Dataset entries on figures:

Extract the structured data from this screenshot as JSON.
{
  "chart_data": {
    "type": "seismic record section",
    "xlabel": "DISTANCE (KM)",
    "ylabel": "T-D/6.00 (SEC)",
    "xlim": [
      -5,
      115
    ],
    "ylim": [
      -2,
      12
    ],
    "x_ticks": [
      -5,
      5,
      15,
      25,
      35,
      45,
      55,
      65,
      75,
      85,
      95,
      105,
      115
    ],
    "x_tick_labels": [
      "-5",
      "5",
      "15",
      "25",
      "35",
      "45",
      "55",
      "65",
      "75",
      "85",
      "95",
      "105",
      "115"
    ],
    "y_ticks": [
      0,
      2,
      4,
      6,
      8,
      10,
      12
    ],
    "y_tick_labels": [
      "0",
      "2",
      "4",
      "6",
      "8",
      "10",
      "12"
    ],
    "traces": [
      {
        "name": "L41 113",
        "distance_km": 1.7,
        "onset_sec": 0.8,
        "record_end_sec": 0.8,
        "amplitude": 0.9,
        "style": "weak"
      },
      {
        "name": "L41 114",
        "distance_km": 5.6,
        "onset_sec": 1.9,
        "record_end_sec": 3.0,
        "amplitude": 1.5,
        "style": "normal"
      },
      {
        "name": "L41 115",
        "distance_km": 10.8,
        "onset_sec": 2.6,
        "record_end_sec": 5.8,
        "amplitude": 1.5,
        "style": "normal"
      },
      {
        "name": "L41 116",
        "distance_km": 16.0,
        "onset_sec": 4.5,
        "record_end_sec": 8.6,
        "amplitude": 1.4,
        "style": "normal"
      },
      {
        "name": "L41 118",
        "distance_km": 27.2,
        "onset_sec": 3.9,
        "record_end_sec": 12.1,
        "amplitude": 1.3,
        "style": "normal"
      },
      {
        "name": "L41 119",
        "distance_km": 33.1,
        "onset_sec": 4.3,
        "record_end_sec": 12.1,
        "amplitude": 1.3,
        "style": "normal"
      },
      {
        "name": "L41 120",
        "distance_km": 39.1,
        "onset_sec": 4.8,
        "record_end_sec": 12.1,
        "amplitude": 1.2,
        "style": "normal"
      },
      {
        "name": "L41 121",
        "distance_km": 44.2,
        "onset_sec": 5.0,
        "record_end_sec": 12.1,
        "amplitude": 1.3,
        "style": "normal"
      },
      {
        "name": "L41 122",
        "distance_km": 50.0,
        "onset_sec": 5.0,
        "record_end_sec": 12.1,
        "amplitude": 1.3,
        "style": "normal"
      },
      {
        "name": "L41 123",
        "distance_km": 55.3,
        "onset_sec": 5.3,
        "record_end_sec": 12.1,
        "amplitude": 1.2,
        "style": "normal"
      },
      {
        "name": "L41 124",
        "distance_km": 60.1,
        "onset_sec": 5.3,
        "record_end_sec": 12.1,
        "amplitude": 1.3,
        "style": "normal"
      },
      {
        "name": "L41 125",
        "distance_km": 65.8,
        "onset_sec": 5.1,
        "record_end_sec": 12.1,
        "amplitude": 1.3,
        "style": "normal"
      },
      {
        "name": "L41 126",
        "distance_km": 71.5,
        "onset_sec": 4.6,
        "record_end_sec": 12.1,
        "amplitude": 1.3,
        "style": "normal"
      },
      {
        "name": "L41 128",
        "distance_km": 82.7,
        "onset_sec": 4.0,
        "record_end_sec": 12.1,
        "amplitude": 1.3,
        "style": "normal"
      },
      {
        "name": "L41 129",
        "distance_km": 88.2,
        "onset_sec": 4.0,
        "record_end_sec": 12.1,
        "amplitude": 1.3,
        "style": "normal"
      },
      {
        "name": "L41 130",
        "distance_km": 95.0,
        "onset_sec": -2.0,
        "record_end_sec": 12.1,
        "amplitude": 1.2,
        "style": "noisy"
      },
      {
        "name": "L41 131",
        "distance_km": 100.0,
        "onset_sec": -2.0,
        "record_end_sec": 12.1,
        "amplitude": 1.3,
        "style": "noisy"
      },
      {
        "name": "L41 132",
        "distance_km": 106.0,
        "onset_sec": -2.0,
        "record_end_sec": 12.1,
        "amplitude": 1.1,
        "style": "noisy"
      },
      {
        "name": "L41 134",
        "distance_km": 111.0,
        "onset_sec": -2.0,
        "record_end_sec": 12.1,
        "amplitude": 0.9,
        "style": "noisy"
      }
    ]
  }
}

• _Stated goal_:
Return the entries in full, keeping every line exactly as it is.

• _The response_:
Extract the structured data from this screenshot as JSON.
{
  "chart_data": {
    "type": "seismic record section",
    "xlabel": "DISTANCE (KM)",
    "ylabel": "T-D/6.00 (SEC)",
    "xlim": [
      -5,
      115
    ],
    "ylim": [
      -2,
      12
    ],
    "x_ticks": [
      -5,
      5,
      15,
      25,
      35,
      45,
      55,
      65,
      75,
      85,
      95,
      105,
      115
    ],
    "x_tick_labels": [
      "-5",
      "5",
      "15",
      "25",
      "35",
      "45",
      "55",
      "65",
      "75",
      "85",
      "95",
      "105",
      "115"
    ],
    "y_ticks": [
      0,
      2,
      4,
      6,
      8,
      10,
      12
    ],
    "y_tick_labels": [
      "0",
      "2",
      "4",
      "6",
      "8",
      "10",
      "12"
    ],
    "traces": [
      {
        "name": "L41 113",
        "distance_km": 1.7,
        "onset_sec": 0.8,
        "record_end_sec": 0.8,
        "amplitude": 0.9,
        "style": "weak"
      },
      {
        "name": "L41 114",
        "distance_km": 5.6,
        "onset_sec": 1.9,
        "record_end_sec": 3.0,
        "amplitude": 1.5,
        "style": "normal"
      },
      {
        "name": "L41 115",
        "distance_km": 10.8,
        "onset_sec": 2.6,
        "record_end_sec": 5.8,
        "amplitude": 1.5,
        "style": "normal"
      },
      {
        "name": "L41 116",
        "distance_km": 16.0,
        "onset_sec": 4.5,
        "record_end_sec": 8.6,
        "amplitude": 1.4,
        "style": "normal"
      },
      {
        "name": "L41 118",
        "distance_km": 27.2,
        "onset_sec": 3.9,
        "record_end_sec": 12.1,
        "amplitude": 1.3,
        "style": "normal"
      },
      {
        "name": "L41 119",
        "distance_km": 33.1,
        "onset_sec": 4.3,
        "record_end_sec": 12.1,
        "amplitude": 1.3,
        "style": "normal"
      },
      {
        "name": "L41 120",
        "distance_km": 39.1,
        "onset_sec": 4.8,
        "record_end_sec": 12.1,
        "amplitude": 1.2,
        "style": "normal"
      },
      {
        "name": "L41 121",
        "distance_km": 44.2,
        "onset_sec": 5.0,
        "record_end_sec": 12.1,
        "amplitude": 1.3,
        "style": "normal"
      },
      {
        "name": "L41 122",
        "distance_km": 50.0,
        "onset_sec": 5.0,
        "record_end_sec": 12.1,
        "amplitude": 1.3,
        "style": "normal"
      },
      {
        "name": "L41 123",
        "distance_km": 55.3,
        "onset_sec": 5.3,
        "record_end_sec": 12.1,
        "amplitude": 1.2,
        "style": "normal"
      },
      {
        "name": "L41 124",
        "distance_km": 60.1,
        "onset_sec": 5.3,
        "record_end_sec": 12.1,
        "amplitude": 1.3,
        "style": "normal"
      },
      {
        "name": "L41 125",
        "distance_km": 65.8,
        "onset_sec": 5.1,
        "record_end_sec": 12.1,
        "amplitude": 1.3,
        "style": "normal"
      },
      {
        "name": "L41 126",
        "distance_km": 71.5,
        "onset_sec": 4.6,
        "record_end_sec": 12.1,
        "amplitude": 1.3,
        "style": "normal"
      },
      {
        "name": "L41 128",
        "distance_km": 82.7,
        "onset_sec": 4.0,
        "record_end_sec": 12.1,
        "amplitude": 1.3,
        "style": "normal"
      },
      {
        "name": "L41 129",
        "distance_km": 88.2,
        "onset_sec": 4.0,
        "record_end_sec": 12.1,
        "amplitude": 1.3,
        "style": "normal"
      },
      {
        "name": "L41 130",
        "distance_km": 95.0,
        "onset_sec": -2.0,
        "record_end_sec": 12.1,
        "amplitude": 1.2,
        "style": "noisy"
      },
      {
        "name": "L41 131",
        "distance_km": 100.0,
        "onset_sec": -2.0,
        "record_end_sec": 12.1,
        "amplitude": 1.3,
        "style": "noisy"
      },
      {
        "name": "L41 132",
        "distance_km": 106.0,
        "onset_sec": -2.0,
        "record_end_sec": 12.1,
        "amplitude": 1.1,
        "style": "noisy"
      },
      {
        "name": "L41 134",
        "distance_km": 111.0,
        "onset_sec": -2.0,
        "record_end_sec": 12.1,
        "amplitude": 0.9,
        "style": "noisy"
      }
    ]
  }
}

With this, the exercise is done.